AIM: From the entries below, work out the number of lines that hold the word "Return", and give that number alone.

RECORD EXTRACTS:
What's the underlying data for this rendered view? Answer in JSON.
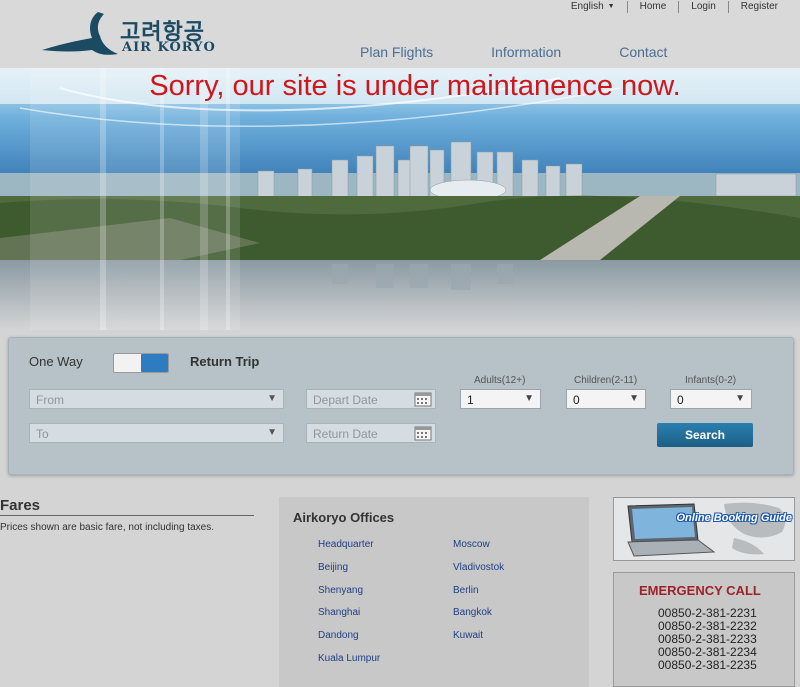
{
  "header": {
    "logo_korean": "고려항공",
    "logo_english": "AIR KORYO",
    "language": "English",
    "utility_links": [
      "Home",
      "Login",
      "Register"
    ],
    "nav": [
      "Plan Flights",
      "Information",
      "Contact"
    ]
  },
  "banner": {
    "maintenance_message": "Sorry, our site is under maintanence now."
  },
  "search": {
    "one_way_label": "One Way",
    "return_trip_label": "Return Trip",
    "from_placeholder": "From",
    "to_placeholder": "To",
    "depart_placeholder": "Depart Date",
    "return_placeholder": "Return Date",
    "adults_label": "Adults(12+)",
    "children_label": "Children(2-11)",
    "infants_label": "Infants(0-2)",
    "adults_value": "1",
    "children_value": "0",
    "infants_value": "0",
    "search_button": "Search"
  },
  "fares": {
    "title": "Fares",
    "note": "Prices shown are basic fare, not including taxes."
  },
  "offices": {
    "title": "Airkoryo Offices",
    "left": [
      "Headquarter",
      "Beijing",
      "Shenyang",
      "Shanghai",
      "Dandong",
      "Kuala Lumpur"
    ],
    "right": [
      "Moscow",
      "Vladivostok",
      "Berlin",
      "Bangkok",
      "Kuwait"
    ]
  },
  "booking_guide": {
    "label": "Online Booking Guide"
  },
  "emergency": {
    "title": "EMERGENCY CALL",
    "numbers": [
      "00850-2-381-2231",
      "00850-2-381-2232",
      "00850-2-381-2233",
      "00850-2-381-2234",
      "00850-2-381-2235"
    ]
  },
  "colors": {
    "accent_blue": "#2d7cc1",
    "alert_red": "#d0161c",
    "brand_navy": "#1b4a63"
  }
}
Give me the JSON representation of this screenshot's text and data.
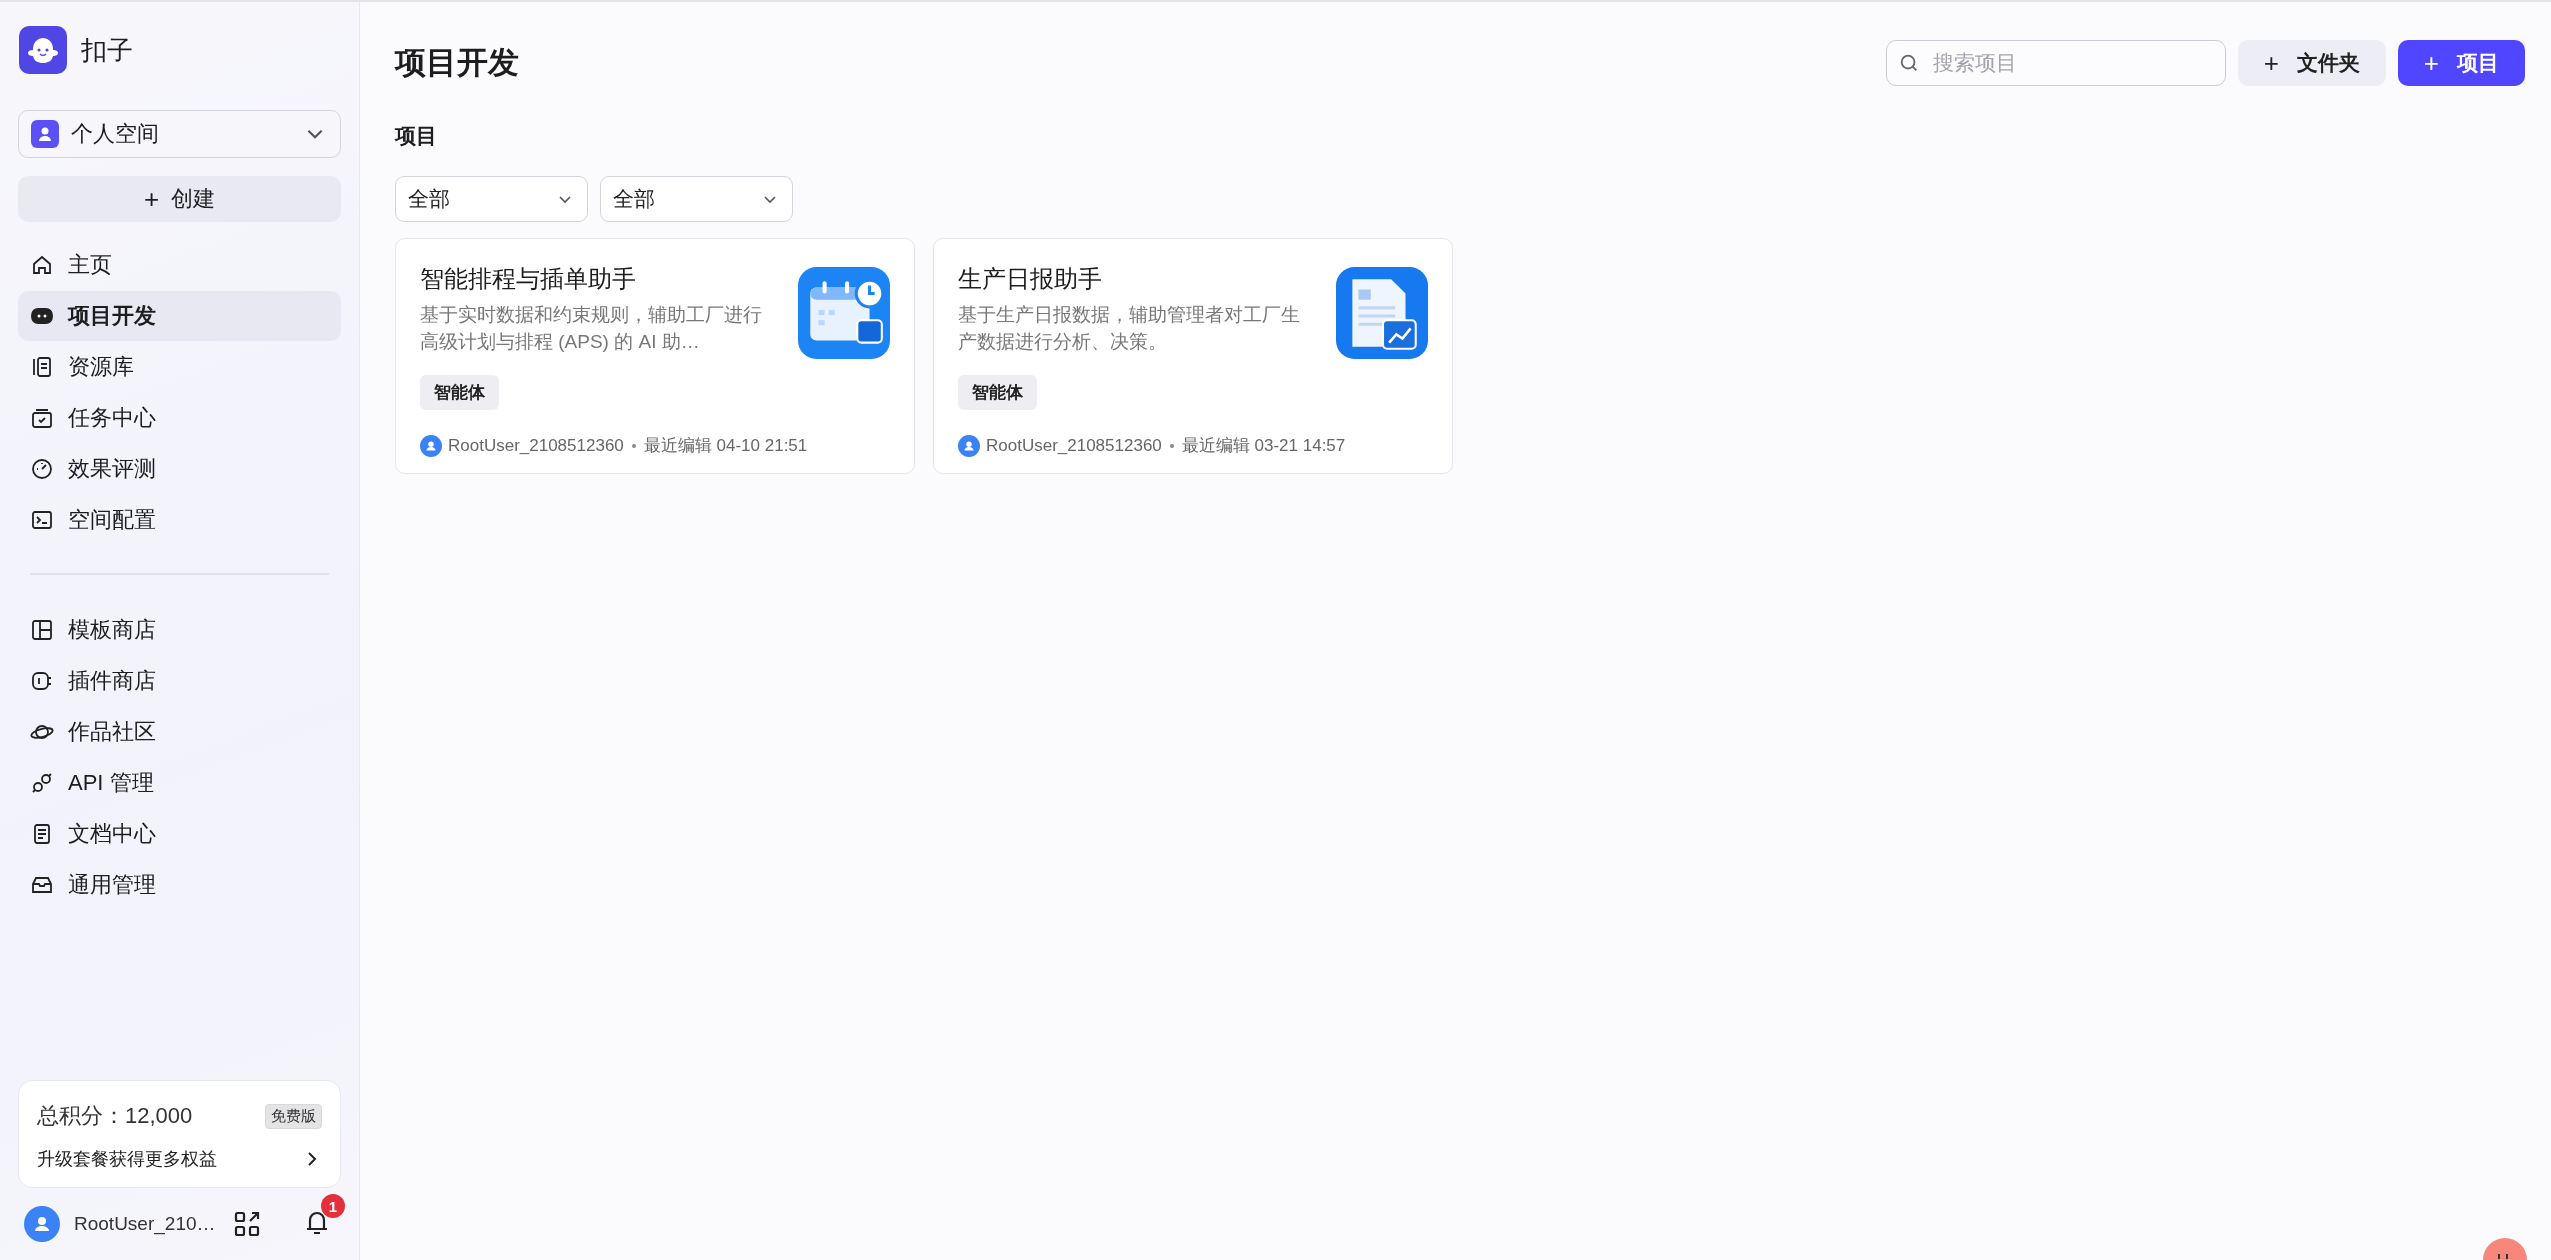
{
  "brand": {
    "name": "扣子"
  },
  "workspace": {
    "label": "个人空间"
  },
  "create_button": {
    "label": "创建",
    "icon": "+"
  },
  "nav_primary": [
    {
      "label": "主页",
      "selected": false
    },
    {
      "label": "项目开发",
      "selected": true
    },
    {
      "label": "资源库",
      "selected": false
    },
    {
      "label": "任务中心",
      "selected": false
    },
    {
      "label": "效果评测",
      "selected": false
    },
    {
      "label": "空间配置",
      "selected": false
    }
  ],
  "nav_secondary": [
    {
      "label": "模板商店",
      "selected": false
    },
    {
      "label": "插件商店",
      "selected": false
    },
    {
      "label": "作品社区",
      "selected": false
    },
    {
      "label": "API 管理",
      "selected": false
    },
    {
      "label": "文档中心",
      "selected": false
    },
    {
      "label": "通用管理",
      "selected": false
    }
  ],
  "points_card": {
    "total": "总积分：12,000",
    "plan": "免费版",
    "upgrade": "升级套餐获得更多权益"
  },
  "user": {
    "name": "RootUser_210…",
    "notifications": "1"
  },
  "page": {
    "title": "项目开发",
    "section": "项目"
  },
  "search": {
    "placeholder": "搜索项目"
  },
  "buttons": [
    {
      "label": "文件夹",
      "icon": "+",
      "kind": "secondary"
    },
    {
      "label": "项目",
      "icon": "+",
      "kind": "primary"
    }
  ],
  "filters": [
    {
      "value": "全部"
    },
    {
      "value": "全部"
    }
  ],
  "projects": [
    {
      "title": "智能排程与插单助手",
      "description": "基于实时数据和约束规则，辅助工厂进行高级计划与排程 (APS) 的 AI 助…",
      "tag": "智能体",
      "owner": "RootUser_2108512360",
      "edited": "最近编辑 04-10 21:51",
      "kind": "calendar"
    },
    {
      "title": "生产日报助手",
      "description": "基于生产日报数据，辅助管理者对工厂生产数据进行分析、决策。",
      "tag": "智能体",
      "owner": "RootUser_2108512360",
      "edited": "最近编辑 03-21 14:57",
      "kind": "report"
    }
  ]
}
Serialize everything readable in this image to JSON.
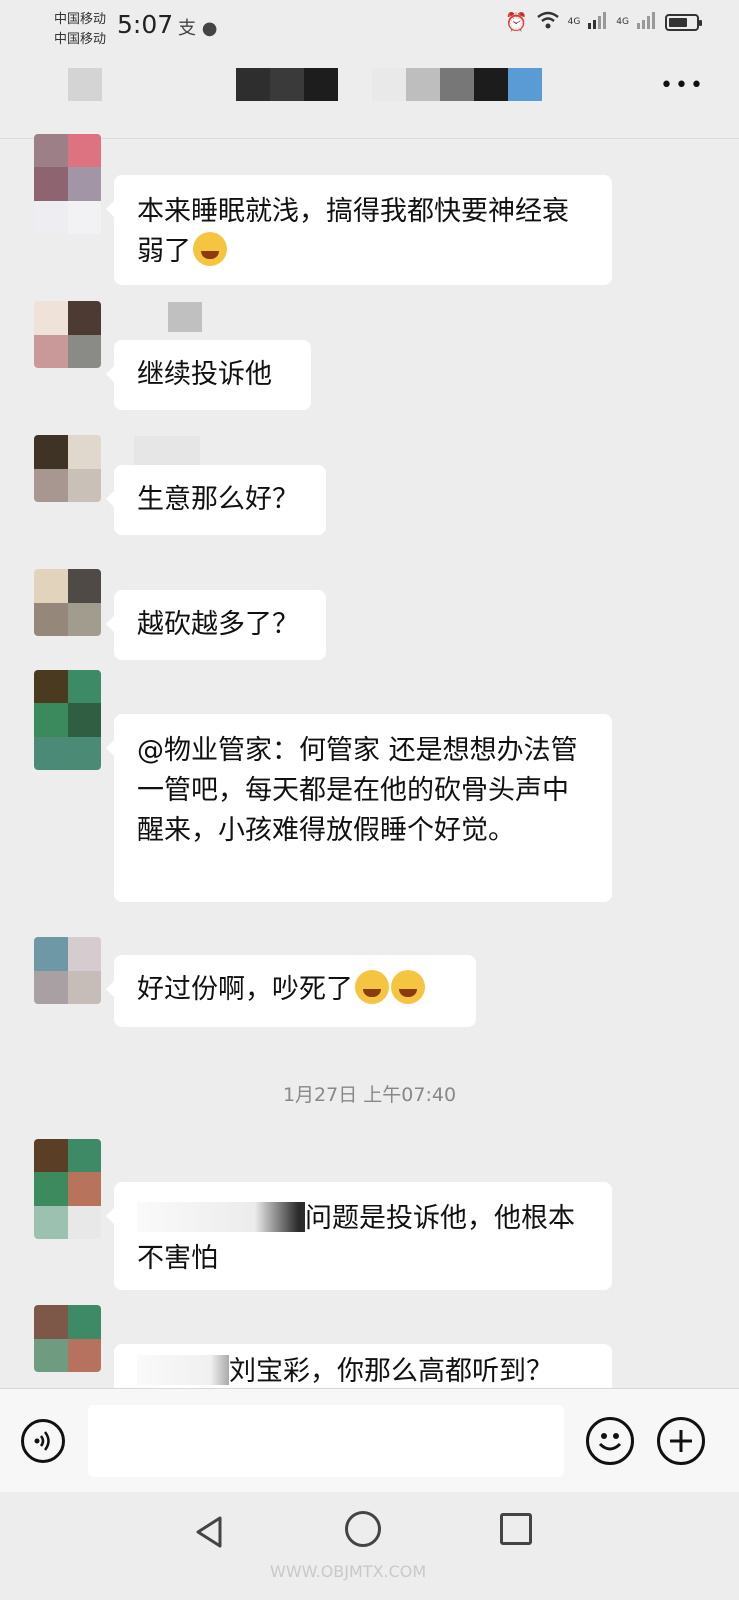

WRITTEN SOLUTION: 2